Source data →

☆ ☆ ☆ ☆ ☆ ☆ ☆

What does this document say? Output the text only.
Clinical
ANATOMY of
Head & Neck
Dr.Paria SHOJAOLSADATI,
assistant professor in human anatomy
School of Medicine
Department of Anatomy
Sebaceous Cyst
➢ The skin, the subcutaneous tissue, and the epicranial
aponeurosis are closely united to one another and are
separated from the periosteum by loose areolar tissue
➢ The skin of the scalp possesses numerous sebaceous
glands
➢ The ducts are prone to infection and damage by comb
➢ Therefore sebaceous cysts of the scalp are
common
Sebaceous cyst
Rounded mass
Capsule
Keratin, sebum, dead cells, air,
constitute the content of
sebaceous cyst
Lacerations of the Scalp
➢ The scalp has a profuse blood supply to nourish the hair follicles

☆ ☆ ☆ ☆ ☆ ☆ ☆

Task objective → Look through the data and show every line containing "tissue".

Worked solution →
➢ The skin, the subcutaneous tissue, and the epicranial
separated from the periosteum by loose areolar tissue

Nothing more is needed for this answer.